> [SET EXERCISE] Write out every line below that includes the word "this".

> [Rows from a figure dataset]
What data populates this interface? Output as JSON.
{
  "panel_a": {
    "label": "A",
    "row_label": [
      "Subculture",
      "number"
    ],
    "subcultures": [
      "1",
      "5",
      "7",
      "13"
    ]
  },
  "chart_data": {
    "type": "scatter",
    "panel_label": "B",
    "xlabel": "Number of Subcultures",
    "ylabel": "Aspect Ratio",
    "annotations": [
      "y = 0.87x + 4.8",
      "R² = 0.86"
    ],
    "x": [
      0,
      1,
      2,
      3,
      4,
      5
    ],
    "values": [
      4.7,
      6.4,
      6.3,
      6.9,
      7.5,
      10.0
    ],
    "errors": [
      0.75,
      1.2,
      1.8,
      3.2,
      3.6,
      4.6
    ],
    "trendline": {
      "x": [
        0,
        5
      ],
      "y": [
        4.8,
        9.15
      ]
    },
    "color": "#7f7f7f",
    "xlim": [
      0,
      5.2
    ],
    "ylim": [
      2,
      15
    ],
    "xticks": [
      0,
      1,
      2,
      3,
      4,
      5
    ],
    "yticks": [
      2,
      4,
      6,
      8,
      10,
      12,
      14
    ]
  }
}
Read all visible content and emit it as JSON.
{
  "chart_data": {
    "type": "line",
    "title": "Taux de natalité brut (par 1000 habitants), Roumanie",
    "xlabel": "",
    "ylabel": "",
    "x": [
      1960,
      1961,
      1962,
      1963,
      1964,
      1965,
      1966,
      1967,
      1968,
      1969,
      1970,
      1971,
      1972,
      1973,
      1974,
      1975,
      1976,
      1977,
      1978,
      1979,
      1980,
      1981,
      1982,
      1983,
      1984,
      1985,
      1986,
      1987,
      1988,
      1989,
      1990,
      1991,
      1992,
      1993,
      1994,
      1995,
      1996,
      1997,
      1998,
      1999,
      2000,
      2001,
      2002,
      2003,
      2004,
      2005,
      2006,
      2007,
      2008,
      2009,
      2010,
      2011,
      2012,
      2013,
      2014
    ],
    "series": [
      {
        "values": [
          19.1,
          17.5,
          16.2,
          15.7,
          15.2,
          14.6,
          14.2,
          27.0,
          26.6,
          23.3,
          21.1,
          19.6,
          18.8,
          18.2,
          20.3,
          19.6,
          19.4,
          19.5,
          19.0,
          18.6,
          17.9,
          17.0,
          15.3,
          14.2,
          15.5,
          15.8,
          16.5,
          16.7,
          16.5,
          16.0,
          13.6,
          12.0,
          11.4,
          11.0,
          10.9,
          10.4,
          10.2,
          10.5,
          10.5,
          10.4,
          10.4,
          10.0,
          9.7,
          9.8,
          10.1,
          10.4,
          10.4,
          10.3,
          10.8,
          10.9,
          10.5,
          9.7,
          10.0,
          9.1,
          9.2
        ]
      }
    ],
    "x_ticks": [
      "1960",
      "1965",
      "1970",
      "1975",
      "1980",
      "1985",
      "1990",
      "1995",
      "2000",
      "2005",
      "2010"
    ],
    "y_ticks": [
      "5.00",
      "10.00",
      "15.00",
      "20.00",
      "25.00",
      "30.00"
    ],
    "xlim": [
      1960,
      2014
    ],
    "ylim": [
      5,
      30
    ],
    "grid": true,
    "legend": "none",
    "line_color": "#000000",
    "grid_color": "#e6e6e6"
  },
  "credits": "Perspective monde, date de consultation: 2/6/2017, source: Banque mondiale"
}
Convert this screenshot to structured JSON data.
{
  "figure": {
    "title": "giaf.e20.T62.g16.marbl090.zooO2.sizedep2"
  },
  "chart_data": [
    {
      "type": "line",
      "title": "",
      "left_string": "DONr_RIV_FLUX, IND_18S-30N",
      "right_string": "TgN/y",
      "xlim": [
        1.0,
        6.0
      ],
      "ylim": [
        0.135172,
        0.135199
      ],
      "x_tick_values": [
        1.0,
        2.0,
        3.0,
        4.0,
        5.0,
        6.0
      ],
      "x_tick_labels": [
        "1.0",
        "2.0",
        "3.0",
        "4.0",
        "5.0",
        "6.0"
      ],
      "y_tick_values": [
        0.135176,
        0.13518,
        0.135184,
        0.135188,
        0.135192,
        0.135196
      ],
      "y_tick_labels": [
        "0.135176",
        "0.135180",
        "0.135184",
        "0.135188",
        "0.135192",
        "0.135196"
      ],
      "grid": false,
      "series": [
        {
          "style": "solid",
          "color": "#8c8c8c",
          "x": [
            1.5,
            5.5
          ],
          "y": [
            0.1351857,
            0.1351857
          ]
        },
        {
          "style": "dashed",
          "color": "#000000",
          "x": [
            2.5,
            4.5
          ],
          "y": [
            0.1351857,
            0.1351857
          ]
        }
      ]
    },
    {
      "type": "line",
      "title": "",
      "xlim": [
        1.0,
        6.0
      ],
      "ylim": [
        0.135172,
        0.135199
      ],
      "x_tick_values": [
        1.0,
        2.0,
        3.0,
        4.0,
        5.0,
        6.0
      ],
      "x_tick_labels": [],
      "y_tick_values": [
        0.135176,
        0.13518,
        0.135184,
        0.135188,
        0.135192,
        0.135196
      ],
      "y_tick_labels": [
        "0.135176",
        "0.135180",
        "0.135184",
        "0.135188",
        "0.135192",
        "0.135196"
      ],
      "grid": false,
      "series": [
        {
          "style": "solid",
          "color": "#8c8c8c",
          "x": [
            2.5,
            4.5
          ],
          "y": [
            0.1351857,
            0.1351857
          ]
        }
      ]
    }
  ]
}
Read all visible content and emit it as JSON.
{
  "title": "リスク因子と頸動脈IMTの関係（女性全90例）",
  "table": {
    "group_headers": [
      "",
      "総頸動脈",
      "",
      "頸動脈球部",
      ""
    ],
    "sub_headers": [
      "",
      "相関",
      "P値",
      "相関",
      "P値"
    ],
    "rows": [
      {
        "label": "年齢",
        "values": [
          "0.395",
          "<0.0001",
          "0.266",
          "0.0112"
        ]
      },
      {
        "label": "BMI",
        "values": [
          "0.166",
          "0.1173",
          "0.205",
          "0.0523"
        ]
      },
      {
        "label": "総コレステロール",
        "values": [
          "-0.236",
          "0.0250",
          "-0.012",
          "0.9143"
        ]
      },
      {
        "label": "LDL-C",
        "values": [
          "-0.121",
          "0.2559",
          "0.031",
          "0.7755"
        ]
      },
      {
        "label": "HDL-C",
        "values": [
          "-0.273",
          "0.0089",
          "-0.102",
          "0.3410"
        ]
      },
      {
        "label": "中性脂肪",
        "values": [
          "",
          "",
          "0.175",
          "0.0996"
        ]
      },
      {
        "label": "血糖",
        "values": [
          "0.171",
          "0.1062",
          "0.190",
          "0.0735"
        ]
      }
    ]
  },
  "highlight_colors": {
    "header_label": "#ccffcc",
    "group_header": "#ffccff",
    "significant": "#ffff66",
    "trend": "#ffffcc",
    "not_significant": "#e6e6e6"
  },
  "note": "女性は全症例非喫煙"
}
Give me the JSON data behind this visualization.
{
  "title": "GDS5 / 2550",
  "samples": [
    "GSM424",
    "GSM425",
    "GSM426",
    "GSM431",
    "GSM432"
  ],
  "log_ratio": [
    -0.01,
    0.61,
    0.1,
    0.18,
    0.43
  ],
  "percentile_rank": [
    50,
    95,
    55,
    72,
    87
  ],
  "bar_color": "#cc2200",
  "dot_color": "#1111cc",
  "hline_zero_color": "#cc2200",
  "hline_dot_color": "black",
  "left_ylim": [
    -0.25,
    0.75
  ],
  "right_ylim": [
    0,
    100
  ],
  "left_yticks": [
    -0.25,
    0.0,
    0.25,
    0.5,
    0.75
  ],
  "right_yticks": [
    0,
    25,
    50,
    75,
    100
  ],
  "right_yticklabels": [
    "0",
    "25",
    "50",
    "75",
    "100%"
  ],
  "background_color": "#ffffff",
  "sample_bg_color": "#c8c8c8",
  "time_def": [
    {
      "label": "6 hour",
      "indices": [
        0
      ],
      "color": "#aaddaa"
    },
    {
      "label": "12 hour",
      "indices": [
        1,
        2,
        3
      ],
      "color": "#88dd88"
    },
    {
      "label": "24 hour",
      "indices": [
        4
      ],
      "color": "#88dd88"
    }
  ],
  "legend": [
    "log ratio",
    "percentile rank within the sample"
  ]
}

> [TASK OUTPUT]
What data populates this interface? Output as JSON.
Convert this screenshot to structured JSON data.
Give me the JSON data behind this visualization.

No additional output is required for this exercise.